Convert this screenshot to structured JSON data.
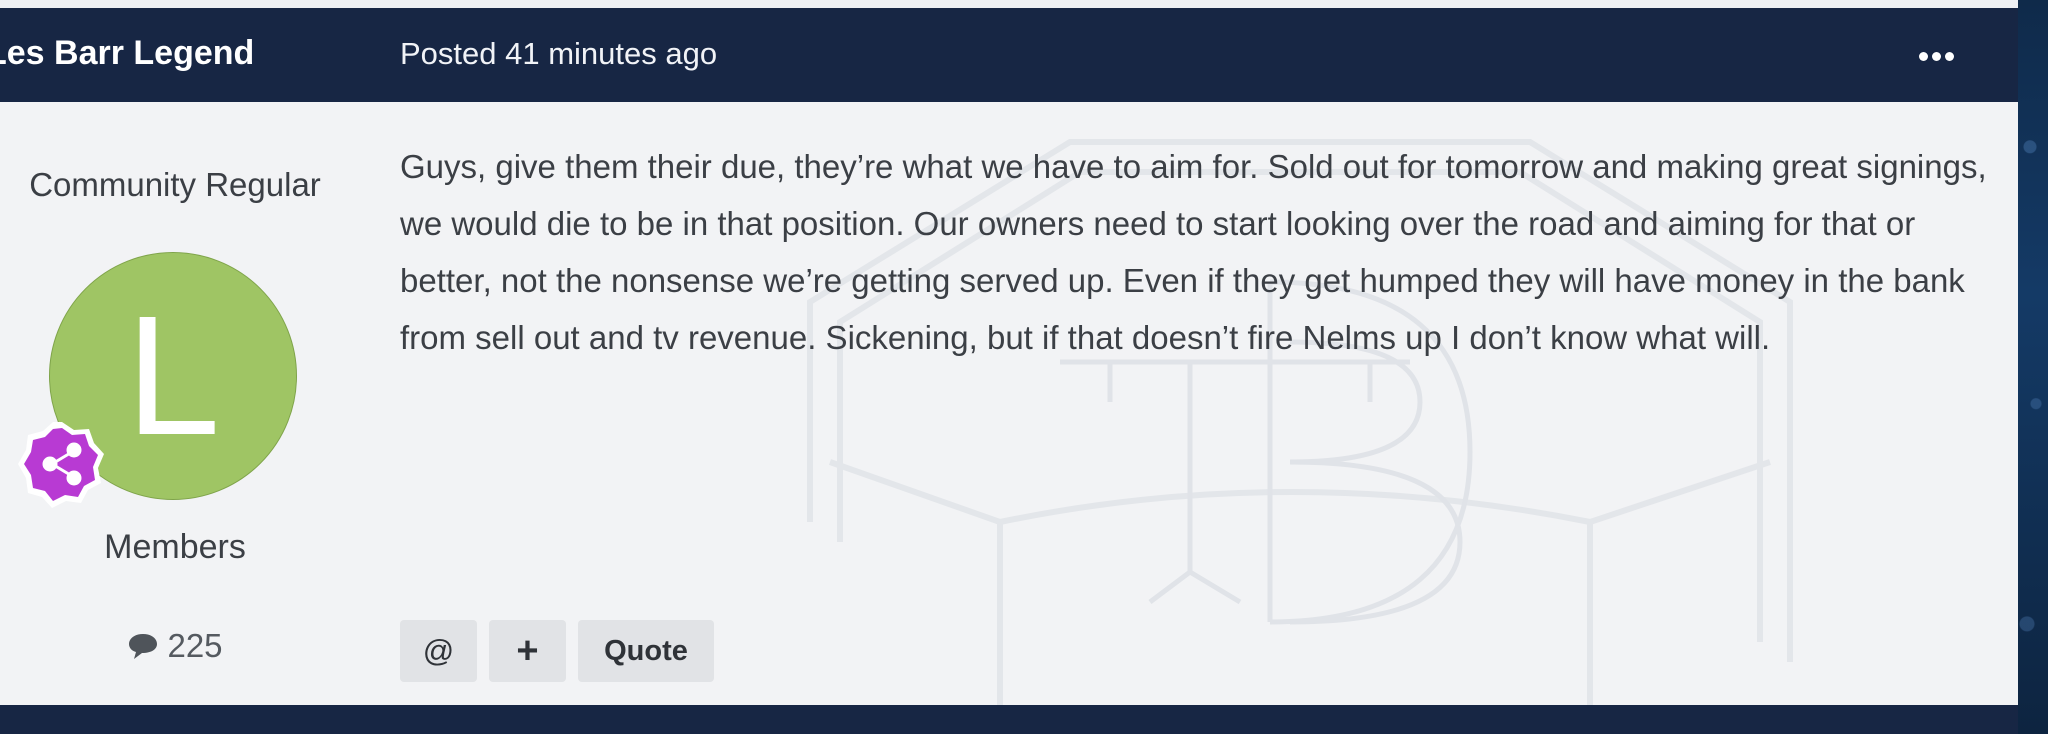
{
  "header": {
    "author": "Les Barr Legend",
    "posted": "Posted 41 minutes ago",
    "more_icon": "ellipsis-icon"
  },
  "author_panel": {
    "rank": "Community Regular",
    "avatar_letter": "L",
    "avatar_color": "#9fc564",
    "badge_icon": "share-network-icon",
    "badge_color": "#b83ad3",
    "group": "Members",
    "post_count": "225",
    "count_icon": "comment-icon"
  },
  "post": {
    "body": "Guys, give them their due, they’re what we have to aim for. Sold out for tomorrow and making great signings, we would die to be in that position. Our owners need to start looking over the road and aiming for that or better, not the  nonsense we’re getting served up. Even if they get humped they will have money in the bank from sell out and tv revenue. Sickening, but if that doesn’t fire Nelms up I don’t know what will."
  },
  "actions": {
    "mention_label": "@",
    "plus_label": "+",
    "quote_label": "Quote"
  },
  "colors": {
    "header_bg": "#172644",
    "post_bg": "#f2f3f5"
  }
}
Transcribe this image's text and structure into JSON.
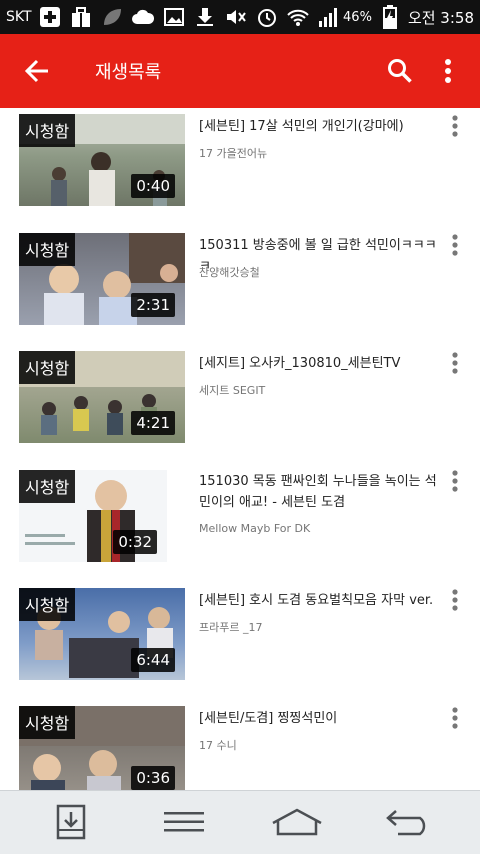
{
  "status_bar": {
    "carrier": "SKT",
    "battery_percent": "46%",
    "clock": "오전 3:58",
    "icons": [
      "medical-cross-icon",
      "gift-icon",
      "leaf-icon",
      "cloud-icon",
      "image-icon",
      "download-icon",
      "mute-icon",
      "alarm-icon",
      "wifi-icon",
      "signal-icon",
      "battery-charging-icon"
    ]
  },
  "app_bar": {
    "title": "재생목록",
    "accent_color": "#e62117"
  },
  "videos": [
    {
      "badge": "시청함",
      "duration": "0:40",
      "title": "[세븐틴] 17살 석민의 개인기(강마에)",
      "channel": "17 가을전어뉴"
    },
    {
      "badge": "시청함",
      "duration": "2:31",
      "title": "150311 방송중에 볼 일 급한 석민이ㅋㅋㅋㅋ",
      "channel": "찬양해갓승철"
    },
    {
      "badge": "시청함",
      "duration": "4:21",
      "title": "[세지트] 오사카_130810_세븐틴TV",
      "channel": "세지트 SEGIT"
    },
    {
      "badge": "시청함",
      "duration": "0:32",
      "title": "151030 목동 팬싸인회 누나들을 녹이는 석민이의 애교! - 세븐틴 도겸",
      "channel": "Mellow Mayb For DK"
    },
    {
      "badge": "시청함",
      "duration": "6:44",
      "title": "[세븐틴] 호시 도겸 동요벌칙모음 자막 ver.",
      "channel": "프라푸르 _17"
    },
    {
      "badge": "시청함",
      "duration": "0:36",
      "title": "[세븐틴/도겸] 찡찡석민이",
      "channel": "17 수니"
    }
  ],
  "nav_bar": {
    "icons": [
      "save-to-tray-icon",
      "menu-icon",
      "home-icon",
      "back-icon"
    ]
  }
}
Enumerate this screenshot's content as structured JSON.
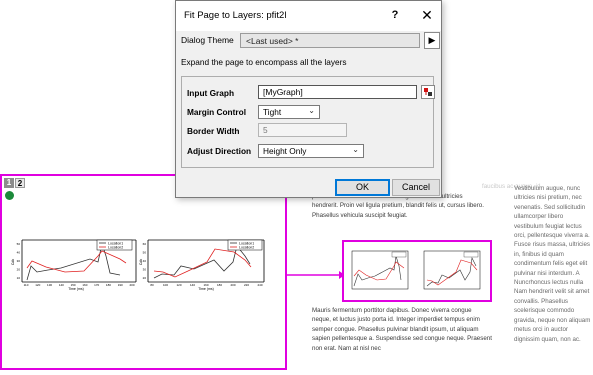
{
  "dialog": {
    "title": "Fit Page to Layers: pfit2l",
    "help_label": "?",
    "close_label": "✕",
    "theme_label": "Dialog Theme",
    "theme_value": "<Last used> *",
    "theme_arrow": "▶",
    "description": "Expand the page to encompass all the layers",
    "fields": {
      "input_graph_label": "Input Graph",
      "input_graph_value": "[MyGraph]",
      "margin_control_label": "Margin Control",
      "margin_control_value": "Tight",
      "border_width_label": "Border Width",
      "border_width_value": "5",
      "adjust_direction_label": "Adjust Direction",
      "adjust_direction_value": "Height Only"
    },
    "ok_label": "OK",
    "cancel_label": "Cancel"
  },
  "graph_window": {
    "layer_tabs": [
      "1",
      "2"
    ],
    "lock_icon": "layer-lock-icon",
    "border_color": "#e000e0",
    "legend": [
      "Location1",
      "Location2"
    ],
    "x_title": "Time (ms)",
    "y_title": "Cdk",
    "left_x_ticks": [
      "110",
      "120",
      "130",
      "140",
      "150",
      "160",
      "170",
      "180",
      "190",
      "200"
    ],
    "left_y_ticks": [
      "10",
      "20",
      "30",
      "40",
      "50"
    ],
    "right_x_ticks": [
      "80",
      "100",
      "120",
      "140",
      "160",
      "180",
      "200",
      "220",
      "240"
    ],
    "right_y_ticks": [
      "20",
      "30",
      "40",
      "50",
      "60"
    ],
    "series_colors": {
      "location1": "#333333",
      "location2": "#e02020"
    }
  },
  "text_page": {
    "top_partial": "placerat velit. Nullam convallis magna vitae elit ultricies hendrerit. Proin vel ligula pretium, blandit felis ut, cursus libero. Phasellus vehicula suscipit feugiat.",
    "top_faded": "faucibus ac augue, id",
    "bottom": "Mauris fermentum porttitor dapibus. Donec viverra congue neque, et luctus justo porta id. Integer imperdiet tempus enim semper congue. Phasellus pulvinar blandit ipsum, ut aliquam sapien pellentesque a. Suspendisse sed congue neque. Praesent non erat. Nam at nisl nec",
    "right_column_faded": "Vestibulum augue, nunc ultricies nisi pretium, nec venenatis. Sed sollicitudin ullamcorper libero vestibulum feugiat lectus orci, pellentesque viverra a. Fusce risus massa, ultricies in, finibus id quam condimentum felis eget elit pulvinar nisi interdum. A Nuncrhoncus lectus nulla Nam hendrerit velit sit amet convallis. Phasellus scelerisque commodo gravida, neque non aliquam metus orci in auctor dignissim quam, non ac."
  }
}
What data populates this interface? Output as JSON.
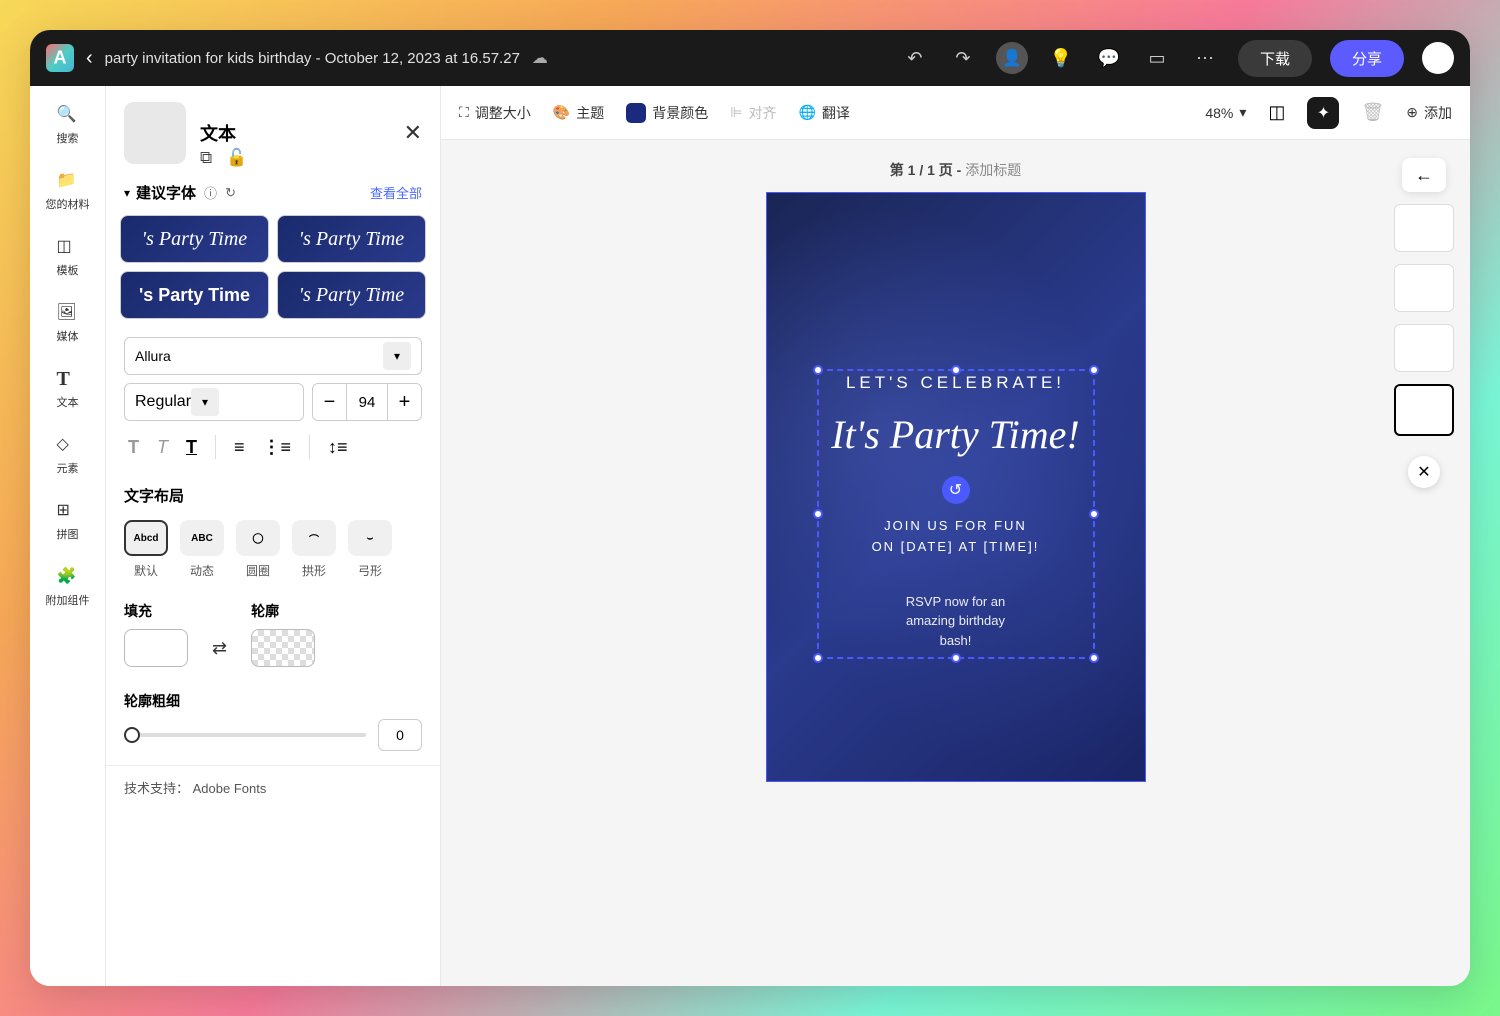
{
  "header": {
    "doc_title": "party invitation for kids birthday - October 12, 2023 at 16.57.27",
    "download": "下载",
    "share": "分享"
  },
  "rail": {
    "search": "搜索",
    "materials": "您的材料",
    "templates": "模板",
    "media": "媒体",
    "text": "文本",
    "elements": "元素",
    "grid": "拼图",
    "addons": "附加组件"
  },
  "panel": {
    "title": "文本",
    "suggested_fonts": "建议字体",
    "view_all": "查看全部",
    "sample_text": "'s Party Time",
    "font_name": "Allura",
    "font_style": "Regular",
    "font_size": "94",
    "layout_title": "文字布局",
    "layouts": {
      "default": "默认",
      "dynamic": "动态",
      "circle": "圆圈",
      "arch": "拱形",
      "bow": "弓形"
    },
    "fill": "填充",
    "outline": "轮廓",
    "outline_thickness": "轮廓粗细",
    "thickness_value": "0",
    "footer": "技术支持：",
    "footer_brand": "Adobe Fonts"
  },
  "toolbar": {
    "resize": "调整大小",
    "theme": "主题",
    "bg_color": "背景颜色",
    "align": "对齐",
    "translate": "翻译",
    "zoom": "48%",
    "add": "添加"
  },
  "canvas": {
    "page_label": "第 1 / 1 页 - ",
    "add_title": "添加标题",
    "celebrate": "LET'S CELEBRATE!",
    "party_time": "It's Party Time!",
    "join_line1": "JOIN US FOR FUN",
    "join_line2": "ON [DATE] AT [TIME]!",
    "rsvp_line1": "RSVP now for an",
    "rsvp_line2": "amazing birthday",
    "rsvp_line3": "bash!"
  }
}
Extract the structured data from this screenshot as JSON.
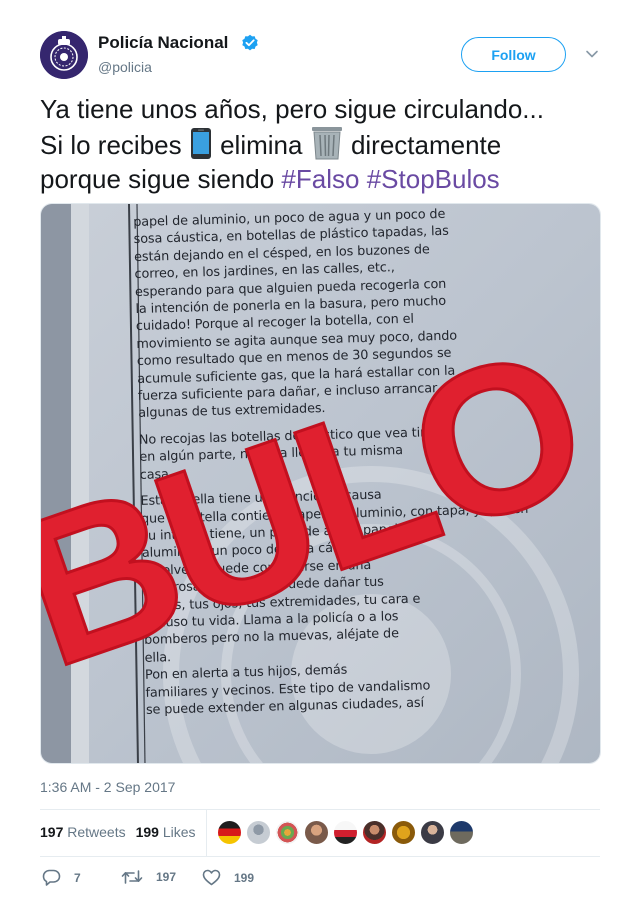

════════════════

**TASK PROMPT:** Print the records above exactly as they stand, but leave out the pictures.

**EXERCISE RESULT:**
Convert this screenshot to structured JSON data.
{
  "header": {
    "author": "Les Barr Legend",
    "posted": "Posted 41 minutes ago",
    "more_icon": "ellipsis-icon"
  },
  "author_panel": {
    "rank": "Community Regular",
    "avatar_letter": "L",
    "avatar_color": "#9fc564",
    "badge_icon": "share-network-icon",
    "badge_color": "#b83ad3",
    "group": "Members",
    "post_count": "225",
    "count_icon": "comment-icon"
  },
  "post": {
    "body": "Guys, give them their due, they’re what we have to aim for. Sold out for tomorrow and making great signings, we would die to be in that position. Our owners need to start looking over the road and aiming for that or better, not the  nonsense we’re getting served up. Even if they get humped they will have money in the bank from sell out and tv revenue. Sickening, but if that doesn’t fire Nelms up I don’t know what will."
  },
  "actions": {
    "mention_label": "@",
    "plus_label": "+",
    "quote_label": "Quote"
  },
  "colors": {
    "header_bg": "#172644",
    "post_bg": "#f2f3f5"
  }
}
Transcribe this image's text and structure into JSON.
{
  "status_bar": {
    "carrier": "SKT",
    "battery_percent": "46%",
    "clock": "오전 3:58",
    "icons": [
      "medical-cross-icon",
      "gift-icon",
      "leaf-icon",
      "cloud-icon",
      "image-icon",
      "download-icon",
      "mute-icon",
      "alarm-icon",
      "wifi-icon",
      "signal-icon",
      "battery-charging-icon"
    ]
  },
  "app_bar": {
    "title": "재생목록",
    "accent_color": "#e62117"
  },
  "videos": [
    {
      "badge": "시청함",
      "duration": "0:40",
      "title": "[세븐틴] 17살 석민의 개인기(강마에)",
      "channel": "17 가을전어뉴"
    },
    {
      "badge": "시청함",
      "duration": "2:31",
      "title": "150311 방송중에 볼 일 급한 석민이ㅋㅋㅋㅋ",
      "channel": "찬양해갓승철"
    },
    {
      "badge": "시청함",
      "duration": "4:21",
      "title": "[세지트] 오사카_130810_세븐틴TV",
      "channel": "세지트 SEGIT"
    },
    {
      "badge": "시청함",
      "duration": "0:32",
      "title": "151030 목동 팬싸인회 누나들을 녹이는 석민이의 애교! - 세븐틴 도겸",
      "channel": "Mellow Mayb For DK"
    },
    {
      "badge": "시청함",
      "duration": "6:44",
      "title": "[세븐틴] 호시 도겸 동요벌칙모음 자막 ver.",
      "channel": "프라푸르 _17"
    },
    {
      "badge": "시청함",
      "duration": "0:36",
      "title": "[세븐틴/도겸] 찡찡석민이",
      "channel": "17 수니"
    }
  ],
  "nav_bar": {
    "icons": [
      "save-to-tray-icon",
      "menu-icon",
      "home-icon",
      "back-icon"
    ]
  }
}
Enumerate this screenshot's content as structured JSON.
{
  "dialog": {
    "title": "Fit Page to Layers: pfit2l",
    "help_label": "?",
    "close_label": "✕",
    "theme_label": "Dialog Theme",
    "theme_value": "<Last used> *",
    "theme_arrow": "▶",
    "description": "Expand the page to encompass all the layers",
    "fields": {
      "input_graph_label": "Input Graph",
      "input_graph_value": "[MyGraph]",
      "margin_control_label": "Margin Control",
      "margin_control_value": "Tight",
      "border_width_label": "Border Width",
      "border_width_value": "5",
      "adjust_direction_label": "Adjust Direction",
      "adjust_direction_value": "Height Only"
    },
    "ok_label": "OK",
    "cancel_label": "Cancel"
  },
  "graph_window": {
    "layer_tabs": [
      "1",
      "2"
    ],
    "lock_icon": "layer-lock-icon",
    "border_color": "#e000e0",
    "legend": [
      "Location1",
      "Location2"
    ],
    "x_title": "Time (ms)",
    "y_title": "Cdk",
    "left_x_ticks": [
      "110",
      "120",
      "130",
      "140",
      "150",
      "160",
      "170",
      "180",
      "190",
      "200"
    ],
    "left_y_ticks": [
      "10",
      "20",
      "30",
      "40",
      "50"
    ],
    "right_x_ticks": [
      "80",
      "100",
      "120",
      "140",
      "160",
      "180",
      "200",
      "220",
      "240"
    ],
    "right_y_ticks": [
      "20",
      "30",
      "40",
      "50",
      "60"
    ],
    "series_colors": {
      "location1": "#333333",
      "location2": "#e02020"
    }
  },
  "text_page": {
    "top_partial": "placerat velit. Nullam convallis magna vitae elit ultricies hendrerit. Proin vel ligula pretium, blandit felis ut, cursus libero. Phasellus vehicula suscipit feugiat.",
    "top_faded": "faucibus ac augue, id",
    "bottom": "Mauris fermentum porttitor dapibus. Donec viverra congue neque, et luctus justo porta id. Integer imperdiet tempus enim semper congue. Phasellus pulvinar blandit ipsum, ut aliquam sapien pellentesque a. Suspendisse sed congue neque. Praesent non erat. Nam at nisl nec",
    "right_column_faded": "Vestibulum augue, nunc ultricies nisi pretium, nec venenatis. Sed sollicitudin ullamcorper libero vestibulum feugiat lectus orci, pellentesque viverra a. Fusce risus massa, ultricies in, finibus id quam condimentum felis eget elit pulvinar nisi interdum. A Nuncrhoncus lectus nulla Nam hendrerit velit sit amet convallis. Phasellus scelerisque commodo gravida, neque non aliquam metus orci in auctor dignissim quam, non ac."
  }
}
What data populates this interface? Output as JSON.
{
  "header": {
    "doc_title": "party invitation for kids birthday - October 12, 2023 at 16.57.27",
    "download": "下载",
    "share": "分享"
  },
  "rail": {
    "search": "搜索",
    "materials": "您的材料",
    "templates": "模板",
    "media": "媒体",
    "text": "文本",
    "elements": "元素",
    "grid": "拼图",
    "addons": "附加组件"
  },
  "panel": {
    "title": "文本",
    "suggested_fonts": "建议字体",
    "view_all": "查看全部",
    "sample_text": "'s Party Time",
    "font_name": "Allura",
    "font_style": "Regular",
    "font_size": "94",
    "layout_title": "文字布局",
    "layouts": {
      "default": "默认",
      "dynamic": "动态",
      "circle": "圆圈",
      "arch": "拱形",
      "bow": "弓形"
    },
    "fill": "填充",
    "outline": "轮廓",
    "outline_thickness": "轮廓粗细",
    "thickness_value": "0",
    "footer": "技术支持：",
    "footer_brand": "Adobe Fonts"
  },
  "toolbar": {
    "resize": "调整大小",
    "theme": "主题",
    "bg_color": "背景颜色",
    "align": "对齐",
    "translate": "翻译",
    "zoom": "48%",
    "add": "添加"
  },
  "canvas": {
    "page_label": "第 1 / 1 页 - ",
    "add_title": "添加标题",
    "celebrate": "LET'S CELEBRATE!",
    "party_time": "It's Party Time!",
    "join_line1": "JOIN US FOR FUN",
    "join_line2": "ON [DATE] AT [TIME]!",
    "rsvp_line1": "RSVP now for an",
    "rsvp_line2": "amazing birthday",
    "rsvp_line3": "bash!"
  }
}
Extract the structured data from this screenshot as JSON.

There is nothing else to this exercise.